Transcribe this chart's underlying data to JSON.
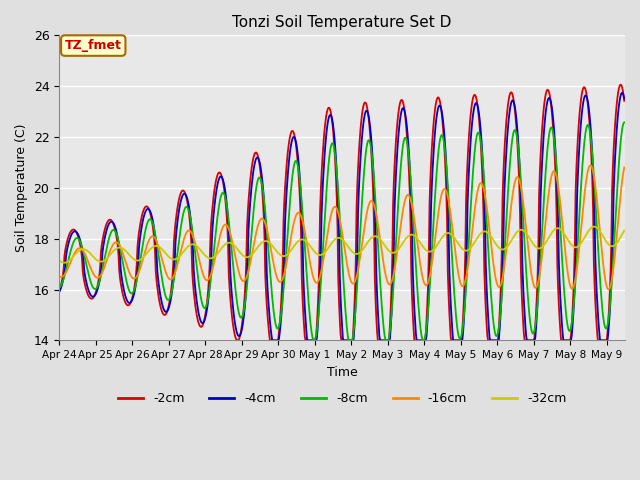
{
  "title": "Tonzi Soil Temperature Set D",
  "xlabel": "Time",
  "ylabel": "Soil Temperature (C)",
  "ylim": [
    14,
    26
  ],
  "n_days": 15.5,
  "series_labels": [
    "-2cm",
    "-4cm",
    "-8cm",
    "-16cm",
    "-32cm"
  ],
  "series_colors": [
    "#dd0000",
    "#0000cc",
    "#00bb00",
    "#ff8800",
    "#cccc00"
  ],
  "tick_labels": [
    "Apr 24",
    "Apr 25",
    "Apr 26",
    "Apr 27",
    "Apr 28",
    "Apr 29",
    "Apr 30",
    "May 1",
    "May 2",
    "May 3",
    "May 4",
    "May 5",
    "May 6",
    "May 7",
    "May 8",
    "May 9"
  ],
  "background_color": "#e0e0e0",
  "axes_facecolor": "#e8e8e8",
  "label_box_color": "#ffffcc",
  "label_box_edge": "#aa6600",
  "label_text": "TZ_fmet",
  "label_text_color": "#cc0000",
  "yticks": [
    14,
    16,
    18,
    20,
    22,
    24,
    26
  ]
}
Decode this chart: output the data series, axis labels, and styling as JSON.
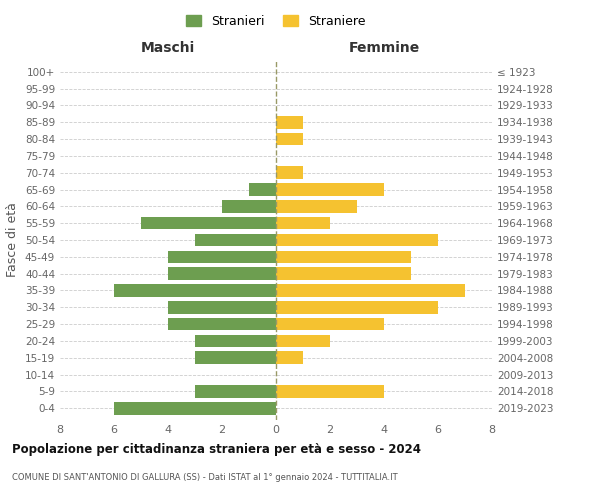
{
  "age_groups": [
    "0-4",
    "5-9",
    "10-14",
    "15-19",
    "20-24",
    "25-29",
    "30-34",
    "35-39",
    "40-44",
    "45-49",
    "50-54",
    "55-59",
    "60-64",
    "65-69",
    "70-74",
    "75-79",
    "80-84",
    "85-89",
    "90-94",
    "95-99",
    "100+"
  ],
  "birth_years": [
    "2019-2023",
    "2014-2018",
    "2009-2013",
    "2004-2008",
    "1999-2003",
    "1994-1998",
    "1989-1993",
    "1984-1988",
    "1979-1983",
    "1974-1978",
    "1969-1973",
    "1964-1968",
    "1959-1963",
    "1954-1958",
    "1949-1953",
    "1944-1948",
    "1939-1943",
    "1934-1938",
    "1929-1933",
    "1924-1928",
    "≤ 1923"
  ],
  "males": [
    6,
    3,
    0,
    3,
    3,
    4,
    4,
    6,
    4,
    4,
    3,
    5,
    2,
    1,
    0,
    0,
    0,
    0,
    0,
    0,
    0
  ],
  "females": [
    0,
    4,
    0,
    1,
    2,
    4,
    6,
    7,
    5,
    5,
    6,
    2,
    3,
    4,
    1,
    0,
    1,
    1,
    0,
    0,
    0
  ],
  "male_color": "#6d9e50",
  "female_color": "#f5c230",
  "male_label": "Stranieri",
  "female_label": "Straniere",
  "title": "Popolazione per cittadinanza straniera per età e sesso - 2024",
  "subtitle": "COMUNE DI SANT'ANTONIO DI GALLURA (SS) - Dati ISTAT al 1° gennaio 2024 - TUTTITALIA.IT",
  "ylabel_left": "Fasce di età",
  "header_left": "Maschi",
  "header_right": "Femmine",
  "xlim": 8,
  "background_color": "#ffffff",
  "grid_color": "#cccccc"
}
○ ○ ○ ○ ○ ○ ○
> [REQUIREMENT]:
Only lines with "data" are wanted here; list each of them.

> [FULL ANSWER]:
Transcribe this chart's underlying data to JSON.
Decode this chart: output the data series, axis labels, and styling as JSON.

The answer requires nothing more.